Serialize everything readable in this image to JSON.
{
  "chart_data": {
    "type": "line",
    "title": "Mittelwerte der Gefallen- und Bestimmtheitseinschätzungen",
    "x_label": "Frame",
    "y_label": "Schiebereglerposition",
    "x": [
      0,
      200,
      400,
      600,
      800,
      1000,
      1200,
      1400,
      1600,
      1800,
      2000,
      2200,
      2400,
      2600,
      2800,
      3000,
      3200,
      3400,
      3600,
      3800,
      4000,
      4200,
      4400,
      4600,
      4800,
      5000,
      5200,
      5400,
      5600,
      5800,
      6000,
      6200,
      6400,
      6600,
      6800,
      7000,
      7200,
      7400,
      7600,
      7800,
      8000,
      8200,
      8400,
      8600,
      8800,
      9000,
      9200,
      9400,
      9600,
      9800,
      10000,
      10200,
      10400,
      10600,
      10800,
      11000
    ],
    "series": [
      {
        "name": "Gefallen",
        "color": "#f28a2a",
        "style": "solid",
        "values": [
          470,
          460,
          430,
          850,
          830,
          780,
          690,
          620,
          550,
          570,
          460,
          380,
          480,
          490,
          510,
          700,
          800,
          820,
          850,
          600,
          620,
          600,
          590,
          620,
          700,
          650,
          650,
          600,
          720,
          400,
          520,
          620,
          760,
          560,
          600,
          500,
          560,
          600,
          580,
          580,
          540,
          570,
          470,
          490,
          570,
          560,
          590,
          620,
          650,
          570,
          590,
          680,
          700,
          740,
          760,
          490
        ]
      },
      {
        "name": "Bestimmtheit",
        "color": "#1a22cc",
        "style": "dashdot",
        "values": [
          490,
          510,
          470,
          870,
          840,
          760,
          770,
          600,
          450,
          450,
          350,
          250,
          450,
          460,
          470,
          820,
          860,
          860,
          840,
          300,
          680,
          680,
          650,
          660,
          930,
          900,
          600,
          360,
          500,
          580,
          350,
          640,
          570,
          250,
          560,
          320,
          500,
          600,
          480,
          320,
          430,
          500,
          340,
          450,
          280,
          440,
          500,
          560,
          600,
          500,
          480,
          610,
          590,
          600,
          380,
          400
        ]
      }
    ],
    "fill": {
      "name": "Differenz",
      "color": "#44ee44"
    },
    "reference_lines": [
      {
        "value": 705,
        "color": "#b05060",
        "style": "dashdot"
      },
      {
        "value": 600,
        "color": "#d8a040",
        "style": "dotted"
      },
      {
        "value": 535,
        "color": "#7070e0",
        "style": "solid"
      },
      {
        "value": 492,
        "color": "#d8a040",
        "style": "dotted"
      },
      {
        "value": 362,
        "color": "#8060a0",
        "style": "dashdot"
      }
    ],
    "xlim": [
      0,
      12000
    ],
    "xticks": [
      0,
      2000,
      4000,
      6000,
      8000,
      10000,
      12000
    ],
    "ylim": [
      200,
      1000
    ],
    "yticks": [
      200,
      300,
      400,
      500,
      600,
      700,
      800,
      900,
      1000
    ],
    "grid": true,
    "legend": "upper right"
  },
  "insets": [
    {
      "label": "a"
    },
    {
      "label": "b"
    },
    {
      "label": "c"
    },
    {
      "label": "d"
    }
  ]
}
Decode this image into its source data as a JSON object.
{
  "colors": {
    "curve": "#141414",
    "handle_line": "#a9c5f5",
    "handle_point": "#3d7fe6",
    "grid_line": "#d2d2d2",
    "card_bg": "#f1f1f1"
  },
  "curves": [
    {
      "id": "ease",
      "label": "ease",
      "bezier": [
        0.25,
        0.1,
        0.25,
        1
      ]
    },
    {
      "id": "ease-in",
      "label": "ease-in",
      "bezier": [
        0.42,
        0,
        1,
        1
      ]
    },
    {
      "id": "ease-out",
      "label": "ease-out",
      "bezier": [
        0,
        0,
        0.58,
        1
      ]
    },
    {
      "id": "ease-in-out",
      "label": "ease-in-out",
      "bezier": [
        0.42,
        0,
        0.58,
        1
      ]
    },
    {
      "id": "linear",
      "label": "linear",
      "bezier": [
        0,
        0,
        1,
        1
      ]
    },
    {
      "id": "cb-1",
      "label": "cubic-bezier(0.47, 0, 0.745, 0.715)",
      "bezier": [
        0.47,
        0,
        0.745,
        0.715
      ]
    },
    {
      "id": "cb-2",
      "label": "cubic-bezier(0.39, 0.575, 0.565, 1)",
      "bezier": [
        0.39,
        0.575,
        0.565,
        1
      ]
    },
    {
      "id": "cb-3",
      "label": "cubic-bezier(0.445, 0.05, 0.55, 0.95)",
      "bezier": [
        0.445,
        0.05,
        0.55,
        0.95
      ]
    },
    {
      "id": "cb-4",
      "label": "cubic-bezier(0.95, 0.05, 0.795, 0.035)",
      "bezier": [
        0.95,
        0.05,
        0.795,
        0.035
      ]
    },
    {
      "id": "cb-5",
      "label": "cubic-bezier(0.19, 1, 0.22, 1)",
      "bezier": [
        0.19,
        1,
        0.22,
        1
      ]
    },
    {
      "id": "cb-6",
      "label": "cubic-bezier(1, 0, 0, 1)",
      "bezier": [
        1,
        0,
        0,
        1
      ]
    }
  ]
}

◇ ◇ ◇

Problem> Output only the lines from the one holding "Decode this image" through the last line above, exactly as they appear.

Output of the task>
Decode this image into its source data as a JSON object.
{
  "colors": {
    "curve": "#141414",
    "handle_line": "#a9c5f5",
    "handle_point": "#3d7fe6",
    "grid_line": "#d2d2d2",
    "card_bg": "#f1f1f1"
  },
  "curves": [
    {
      "id": "ease",
      "label": "ease",
      "bezier": [
        0.25,
        0.1,
        0.25,
        1
      ]
    },
    {
      "id": "ease-in",
      "label": "ease-in",
      "bezier": [
        0.42,
        0,
        1,
        1
      ]
    },
    {
      "id": "ease-out",
      "label": "ease-out",
      "bezier": [
        0,
        0,
        0.58,
        1
      ]
    },
    {
      "id": "ease-in-out",
      "label": "ease-in-out",
      "bezier": [
        0.42,
        0,
        0.58,
        1
      ]
    },
    {
      "id": "linear",
      "label": "linear",
      "bezier": [
        0,
        0,
        1,
        1
      ]
    },
    {
      "id": "cb-1",
      "label": "cubic-bezier(0.47, 0, 0.745, 0.715)",
      "bezier": [
        0.47,
        0,
        0.745,
        0.715
      ]
    },
    {
      "id": "cb-2",
      "label": "cubic-bezier(0.39, 0.575, 0.565, 1)",
      "bezier": [
        0.39,
        0.575,
        0.565,
        1
      ]
    },
    {
      "id": "cb-3",
      "label": "cubic-bezier(0.445, 0.05, 0.55, 0.95)",
      "bezier": [
        0.445,
        0.05,
        0.55,
        0.95
      ]
    },
    {
      "id": "cb-4",
      "label": "cubic-bezier(0.95, 0.05, 0.795, 0.035)",
      "bezier": [
        0.95,
        0.05,
        0.795,
        0.035
      ]
    },
    {
      "id": "cb-5",
      "label": "cubic-bezier(0.19, 1, 0.22, 1)",
      "bezier": [
        0.19,
        1,
        0.22,
        1
      ]
    },
    {
      "id": "cb-6",
      "label": "cubic-bezier(1, 0, 0, 1)",
      "bezier": [
        1,
        0,
        0,
        1
      ]
    }
  ]
}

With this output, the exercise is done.